Direction A: Duplicate the portion of the patch review between "Resetting it to" and "Unnecessary cast.", inclusive.

Source document:

As Marcelo said, why play with the flags? BDRV_O_SNAPSHOT and
BDRV_O_NO_BACKING should already be cleared by bdrv_open_common, and I
can't see a reason why you need to open the image r/w when the add-cow
image is opened read-only.

> +        state->image_hd->keep_read_only = 0;
> +
> +        ret = bdrv_open(state->image_hd, image_filename, image_flags,
> +                image_drv);
> +        if (ret < 0) {
> +            bdrv_delete(state->image_hd);
> +            state->image_hd = NULL;
> +            goto fail;
> +        }
> +    }
> +    if (state->image_file[0] == '\0') {

You can move this check up, then the above if block can become
unconditional.

> +        ret = -ENOENT;
> +        goto fail;
> +    }
> +
> +    qemu_co_mutex_init(&state->lock);
> +    return 0;
> + fail:
> +    g_free(state->bitmap);
> +    state->bitmap = NULL;

Resetting it to NULL is not required, the memory will be freed anyway.

> +    return ret;
> +}
> +
> +static inline void add_cow_set_bit(BlockDriverState *bs, int64_t bitnum)
> +{
> +    uint64_t offset = bitnum / 8;
> +    BDRVAddCowState *state = (BDRVAddCowState *)(bs->opaque);

Unnecessary cast.

Direction B: Format the lines of the records between the lines holding "like-button[interactable]: 17 <box>352" and "lineup-meme-image: 6'6 6'0", inclusive, as a numbered list, leaving out any blank lines.

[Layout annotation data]
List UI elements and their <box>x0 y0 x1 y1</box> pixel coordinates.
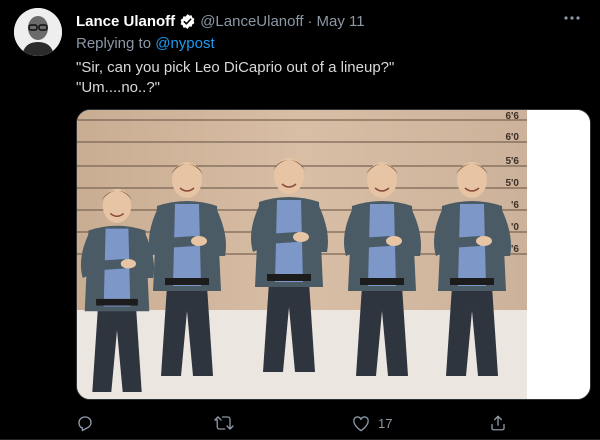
like-button[interactable]: 17 <box>352 411 392 435</box>
author-name[interactable]: Lance Ulanoff <box>76 13 175 30</box>
tweet-text-line: "Um....no..?" <box>76 79 161 96</box>
heart-icon <box>353 415 369 431</box>
tweet[interactable]: Lance Ulanoff @LanceUlanoff · May 11 Rep… <box>0 0 600 440</box>
reply-button[interactable] <box>76 411 102 435</box>
more-horizontal-icon <box>564 16 580 20</box>
reply-icon <box>78 416 92 432</box>
height-label: 5'0 <box>505 178 519 189</box>
avatar[interactable] <box>14 8 62 56</box>
tweet-header: Lance Ulanoff @LanceUlanoff · May 11 <box>76 11 365 31</box>
reply-mention-link[interactable]: @nypost <box>155 35 214 52</box>
tweet-media[interactable]: 6'6 6'0 5'6 5'0 '6 '0 '6 <box>76 109 591 400</box>
replying-to: Replying to @nypost <box>76 35 215 52</box>
tweet-text: "Sir, can you pick Leo DiCaprio out of a… <box>76 58 576 98</box>
like-count: 17 <box>378 415 393 431</box>
height-label: 6'6 <box>505 111 519 122</box>
height-label: 6'0 <box>505 132 519 143</box>
height-label: '0 <box>511 222 519 233</box>
height-label: '6 <box>511 200 519 211</box>
separator-dot: · <box>307 12 313 30</box>
retweet-icon <box>214 416 234 430</box>
avatar-image <box>14 8 62 56</box>
share-icon <box>491 415 505 431</box>
height-label: '6 <box>511 244 519 255</box>
tweet-actions: 17 <box>76 411 516 435</box>
replying-prefix: Replying to <box>76 35 156 52</box>
tweet-text-line: "Sir, can you pick Leo DiCaprio out of a… <box>76 59 395 76</box>
more-options-button[interactable] <box>560 8 584 28</box>
height-label: 5'6 <box>505 156 519 167</box>
share-button[interactable] <box>489 411 515 435</box>
author-handle[interactable]: @LanceUlanoff <box>200 13 303 30</box>
lineup-meme-image: 6'6 6'0 5'6 5'0 '6 '0 '6 <box>77 110 590 399</box>
tweet-date[interactable]: May 11 <box>317 13 365 30</box>
retweet-button[interactable] <box>214 411 242 435</box>
verified-badge-icon <box>179 13 196 30</box>
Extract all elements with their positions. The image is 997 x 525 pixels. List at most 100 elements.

Result A:
Resetting it to NULL is not required, the memory will be freed anyway.

> +    return ret;
> +}
> +
> +static inline void add_cow_set_bit(BlockDriverState *bs, int64_t bitnum)
> +{
> +    uint64_t offset = bitnum / 8;
> +    BDRVAddCowState *state = (BDRVAddCowState *)(bs->opaque);

Unnecessary cast.

Result B:
1. like-button[interactable]: 17 <box>352 411 392 435</box>
2. author-name[interactable]: Lance Ulanoff <box>76 13 175 30</box>
3. tweet-text-line: "Um....no..?" <box>76 79 161 96</box>
4. heart-icon <box>353 415 369 431</box>
5. tweet[interactable]: Lance Ulanoff @LanceUlanoff · May 11 Rep… <box>0 0 600 440</box>
6. reply-button[interactable] <box>76 411 102 435</box>
7. more-horizontal-icon <box>564 16 580 20</box>
8. reply-icon <box>78 416 92 432</box>
9. height-label: 5'0 <box>505 178 519 189</box>
10. avatar[interactable] <box>14 8 62 56</box>
11. tweet-header: Lance Ulanoff @LanceUlanoff · May 11 <box>76 11 365 31</box>
12. reply-mention-link[interactable]: @nypost <box>155 35 214 52</box>
13. tweet-media[interactable]: 6'6 6'0 5'6 5'0 '6 '0 '6 <box>76 109 591 400</box>
14. replying-to: Replying to @nypost <box>76 35 215 52</box>
15. tweet-text: "Sir, can you pick Leo DiCaprio out of a… <box>76 58 576 98</box>
16. like-count: 17 <box>378 415 393 431</box>
17. height-label: 6'6 <box>505 111 519 122</box>
18. height-label: 6'0 <box>505 132 519 143</box>
19. height-label: '0 <box>511 222 519 233</box>
20. height-label: '6 <box>511 200 519 211</box>
21. separator-dot: · <box>307 12 313 30</box>
22. retweet-icon <box>214 416 234 430</box>
23. avatar-image <box>14 8 62 56</box>
24. share-icon <box>491 415 505 431</box>
25. height-label: '6 <box>511 244 519 255</box>
26. tweet-actions: 17 <box>76 411 516 435</box>
27. replying-prefix: Replying to <box>76 35 156 52</box>
28. tweet-text-line: "Sir, can you pick Leo DiCaprio out of a… <box>76 59 395 76</box>
29. more-options-button[interactable] <box>560 8 584 28</box>
30. height-label: 5'6 <box>505 156 519 167</box>
31. share-button[interactable] <box>489 411 515 435</box>
32. author-handle[interactable]: @LanceUlanoff <box>200 13 303 30</box>
33. lineup-meme-image: 6'6 6'0 5'6 5'0 '6 '0 '6 <box>77 110 590 399</box>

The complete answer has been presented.